Task:
Take the data that follows and retype it word for word.

Entries shown:
○ ○ ○ ○ ○ ○ ○

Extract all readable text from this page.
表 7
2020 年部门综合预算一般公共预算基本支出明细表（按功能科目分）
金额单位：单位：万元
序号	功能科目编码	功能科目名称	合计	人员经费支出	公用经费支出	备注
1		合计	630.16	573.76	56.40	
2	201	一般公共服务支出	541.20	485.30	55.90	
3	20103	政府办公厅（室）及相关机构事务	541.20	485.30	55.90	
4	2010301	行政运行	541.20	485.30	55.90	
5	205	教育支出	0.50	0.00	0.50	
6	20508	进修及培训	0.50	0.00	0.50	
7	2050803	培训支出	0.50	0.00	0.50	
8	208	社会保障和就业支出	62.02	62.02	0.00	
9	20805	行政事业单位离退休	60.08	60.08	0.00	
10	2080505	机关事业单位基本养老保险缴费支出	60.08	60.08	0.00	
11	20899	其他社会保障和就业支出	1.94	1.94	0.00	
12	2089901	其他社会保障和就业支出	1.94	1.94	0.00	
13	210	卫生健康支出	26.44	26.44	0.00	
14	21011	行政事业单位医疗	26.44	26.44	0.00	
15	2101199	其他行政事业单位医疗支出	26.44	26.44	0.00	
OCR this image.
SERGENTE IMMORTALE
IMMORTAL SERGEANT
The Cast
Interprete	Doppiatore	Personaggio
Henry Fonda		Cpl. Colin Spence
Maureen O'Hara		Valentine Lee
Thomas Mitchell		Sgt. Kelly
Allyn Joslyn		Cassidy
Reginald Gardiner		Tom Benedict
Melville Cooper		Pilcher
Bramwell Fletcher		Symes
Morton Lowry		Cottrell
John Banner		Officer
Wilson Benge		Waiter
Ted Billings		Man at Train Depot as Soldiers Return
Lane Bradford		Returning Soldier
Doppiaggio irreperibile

○ ○ ○ ○ ○ ○ ○

Full answer:
Extract all readable text from this page.
表 7
2020 年部门综合预算一般公共预算基本支出明细表（按功能科目分）
金额单位：单位：万元
序号	功能科目编码	功能科目名称	合计	人员经费支出	公用经费支出	备注
1		合计	630.16	573.76	56.40	
2	201	一般公共服务支出	541.20	485.30	55.90	
3	20103	政府办公厅（室）及相关机构事务	541.20	485.30	55.90	
4	2010301	行政运行	541.20	485.30	55.90	
5	205	教育支出	0.50	0.00	0.50	
6	20508	进修及培训	0.50	0.00	0.50	
7	2050803	培训支出	0.50	0.00	0.50	
8	208	社会保障和就业支出	62.02	62.02	0.00	
9	20805	行政事业单位离退休	60.08	60.08	0.00	
10	2080505	机关事业单位基本养老保险缴费支出	60.08	60.08	0.00	
11	20899	其他社会保障和就业支出	1.94	1.94	0.00	
12	2089901	其他社会保障和就业支出	1.94	1.94	0.00	
13	210	卫生健康支出	26.44	26.44	0.00	
14	21011	行政事业单位医疗	26.44	26.44	0.00	
15	2101199	其他行政事业单位医疗支出	26.44	26.44	0.00	
OCR this image.
SERGENTE IMMORTALE
IMMORTAL SERGEANT
The Cast
Interprete	Doppiatore	Personaggio
Henry Fonda		Cpl. Colin Spence
Maureen O'Hara		Valentine Lee
Thomas Mitchell		Sgt. Kelly
Allyn Joslyn		Cassidy
Reginald Gardiner		Tom Benedict
Melville Cooper		Pilcher
Bramwell Fletcher		Symes
Morton Lowry		Cottrell
John Banner		Officer
Wilson Benge		Waiter
Ted Billings		Man at Train Depot as Soldiers Return
Lane Bradford		Returning Soldier
Doppiaggio irreperibile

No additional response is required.